**Prompt**
Locate all lines with the word "ergs" and copy them out.

Stored items from a collection:
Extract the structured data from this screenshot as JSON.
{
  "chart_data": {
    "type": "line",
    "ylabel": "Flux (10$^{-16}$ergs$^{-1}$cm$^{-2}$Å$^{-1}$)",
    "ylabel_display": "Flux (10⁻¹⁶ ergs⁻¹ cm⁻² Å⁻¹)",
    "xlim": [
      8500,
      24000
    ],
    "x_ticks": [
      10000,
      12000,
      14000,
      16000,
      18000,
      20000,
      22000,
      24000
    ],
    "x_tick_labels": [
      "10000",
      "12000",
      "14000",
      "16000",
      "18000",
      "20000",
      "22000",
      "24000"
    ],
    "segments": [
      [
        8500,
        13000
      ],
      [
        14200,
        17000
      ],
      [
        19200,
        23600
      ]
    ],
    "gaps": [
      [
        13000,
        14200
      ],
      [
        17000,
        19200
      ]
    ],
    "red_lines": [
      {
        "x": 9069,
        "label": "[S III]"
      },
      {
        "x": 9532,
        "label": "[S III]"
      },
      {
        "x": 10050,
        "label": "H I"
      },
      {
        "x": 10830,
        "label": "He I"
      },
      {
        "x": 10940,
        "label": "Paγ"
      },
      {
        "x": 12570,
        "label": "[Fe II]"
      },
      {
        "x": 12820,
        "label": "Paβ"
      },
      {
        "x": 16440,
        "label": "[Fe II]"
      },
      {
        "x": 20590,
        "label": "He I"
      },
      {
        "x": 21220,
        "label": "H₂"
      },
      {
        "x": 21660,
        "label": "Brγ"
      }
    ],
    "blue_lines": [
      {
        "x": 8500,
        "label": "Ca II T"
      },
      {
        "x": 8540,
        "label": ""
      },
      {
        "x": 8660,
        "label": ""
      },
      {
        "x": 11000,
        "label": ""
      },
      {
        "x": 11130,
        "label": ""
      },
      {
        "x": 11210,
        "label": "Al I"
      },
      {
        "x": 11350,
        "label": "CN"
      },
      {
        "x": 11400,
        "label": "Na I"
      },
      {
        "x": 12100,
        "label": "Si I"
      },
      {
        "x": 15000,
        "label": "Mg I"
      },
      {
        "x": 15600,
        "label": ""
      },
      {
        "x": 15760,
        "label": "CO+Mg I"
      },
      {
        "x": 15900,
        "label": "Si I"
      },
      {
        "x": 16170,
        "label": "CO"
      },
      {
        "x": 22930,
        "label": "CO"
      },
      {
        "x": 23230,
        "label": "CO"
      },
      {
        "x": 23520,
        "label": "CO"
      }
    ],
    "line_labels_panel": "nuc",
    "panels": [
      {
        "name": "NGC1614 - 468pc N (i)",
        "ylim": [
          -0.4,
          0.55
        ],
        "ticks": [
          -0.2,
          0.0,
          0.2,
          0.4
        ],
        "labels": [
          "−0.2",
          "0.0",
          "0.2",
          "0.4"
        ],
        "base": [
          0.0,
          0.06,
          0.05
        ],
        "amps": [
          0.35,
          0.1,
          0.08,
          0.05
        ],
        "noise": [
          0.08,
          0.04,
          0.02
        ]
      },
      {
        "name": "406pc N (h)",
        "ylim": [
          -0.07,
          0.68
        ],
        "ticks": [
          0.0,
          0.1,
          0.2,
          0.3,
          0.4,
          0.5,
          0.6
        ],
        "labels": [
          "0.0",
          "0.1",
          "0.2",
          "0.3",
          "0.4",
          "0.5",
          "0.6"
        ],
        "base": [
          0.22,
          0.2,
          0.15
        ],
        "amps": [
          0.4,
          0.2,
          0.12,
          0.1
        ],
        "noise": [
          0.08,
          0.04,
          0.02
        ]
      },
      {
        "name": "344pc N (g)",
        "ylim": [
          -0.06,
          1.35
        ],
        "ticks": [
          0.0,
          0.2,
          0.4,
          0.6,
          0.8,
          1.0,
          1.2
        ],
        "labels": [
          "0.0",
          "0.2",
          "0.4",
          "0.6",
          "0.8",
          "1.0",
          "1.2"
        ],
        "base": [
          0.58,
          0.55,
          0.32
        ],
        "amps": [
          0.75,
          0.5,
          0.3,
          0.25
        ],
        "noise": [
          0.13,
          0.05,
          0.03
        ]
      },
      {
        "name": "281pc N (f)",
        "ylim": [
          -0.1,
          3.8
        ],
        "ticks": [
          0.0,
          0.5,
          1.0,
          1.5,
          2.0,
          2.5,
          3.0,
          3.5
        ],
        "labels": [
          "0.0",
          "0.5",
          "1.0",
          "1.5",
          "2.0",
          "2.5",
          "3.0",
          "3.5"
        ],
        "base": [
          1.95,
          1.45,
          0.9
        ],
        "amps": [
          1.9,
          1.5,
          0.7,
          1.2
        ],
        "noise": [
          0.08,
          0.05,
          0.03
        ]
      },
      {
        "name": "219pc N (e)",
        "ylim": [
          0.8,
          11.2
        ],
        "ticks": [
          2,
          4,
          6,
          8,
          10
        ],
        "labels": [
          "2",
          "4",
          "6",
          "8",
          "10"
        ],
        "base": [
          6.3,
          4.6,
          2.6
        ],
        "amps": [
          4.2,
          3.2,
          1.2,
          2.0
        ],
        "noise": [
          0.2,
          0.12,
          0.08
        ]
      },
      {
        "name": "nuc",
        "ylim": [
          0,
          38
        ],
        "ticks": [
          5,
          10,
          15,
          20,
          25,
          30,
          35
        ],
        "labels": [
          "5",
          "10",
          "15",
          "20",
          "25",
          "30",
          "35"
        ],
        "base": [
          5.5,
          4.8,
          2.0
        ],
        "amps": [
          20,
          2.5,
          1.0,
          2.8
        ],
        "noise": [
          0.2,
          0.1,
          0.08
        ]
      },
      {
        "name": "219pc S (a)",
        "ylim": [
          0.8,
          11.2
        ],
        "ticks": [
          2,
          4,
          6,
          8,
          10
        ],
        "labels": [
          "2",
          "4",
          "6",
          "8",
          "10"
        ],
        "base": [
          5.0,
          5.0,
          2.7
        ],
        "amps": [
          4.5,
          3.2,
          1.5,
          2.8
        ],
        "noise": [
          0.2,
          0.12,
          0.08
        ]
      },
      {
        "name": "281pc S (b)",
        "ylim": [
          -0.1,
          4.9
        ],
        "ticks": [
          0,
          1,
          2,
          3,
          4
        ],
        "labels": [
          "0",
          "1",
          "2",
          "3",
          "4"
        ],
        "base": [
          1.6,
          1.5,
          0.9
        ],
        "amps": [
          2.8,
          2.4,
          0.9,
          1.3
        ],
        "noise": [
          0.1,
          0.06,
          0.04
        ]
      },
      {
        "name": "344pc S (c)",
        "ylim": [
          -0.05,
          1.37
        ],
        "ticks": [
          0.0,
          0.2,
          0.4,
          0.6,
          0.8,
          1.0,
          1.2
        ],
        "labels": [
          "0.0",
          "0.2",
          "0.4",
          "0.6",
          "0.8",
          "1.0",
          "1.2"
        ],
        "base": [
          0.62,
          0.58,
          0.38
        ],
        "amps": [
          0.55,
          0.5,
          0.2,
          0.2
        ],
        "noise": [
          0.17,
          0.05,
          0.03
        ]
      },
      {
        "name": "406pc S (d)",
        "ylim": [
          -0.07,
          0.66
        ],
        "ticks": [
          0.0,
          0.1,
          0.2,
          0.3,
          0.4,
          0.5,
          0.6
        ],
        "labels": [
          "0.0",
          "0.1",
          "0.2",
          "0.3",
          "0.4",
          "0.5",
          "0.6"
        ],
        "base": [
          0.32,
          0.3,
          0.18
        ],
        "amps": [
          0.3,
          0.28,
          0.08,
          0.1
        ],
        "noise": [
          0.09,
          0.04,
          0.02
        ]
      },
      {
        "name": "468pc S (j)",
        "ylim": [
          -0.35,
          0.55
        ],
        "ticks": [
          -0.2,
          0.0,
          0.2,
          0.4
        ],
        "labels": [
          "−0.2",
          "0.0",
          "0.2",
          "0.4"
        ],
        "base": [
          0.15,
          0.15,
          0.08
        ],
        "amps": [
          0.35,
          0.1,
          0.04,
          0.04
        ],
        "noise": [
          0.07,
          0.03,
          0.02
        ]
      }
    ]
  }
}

**Answer to this exercise**
    "ylabel": "Flux (10$^{-16}$ergs$^{-1}$cm$^{-2}$Å$^{-1}$)",
    "ylabel_display": "Flux (10⁻¹⁶ ergs⁻¹ cm⁻² Å⁻¹)",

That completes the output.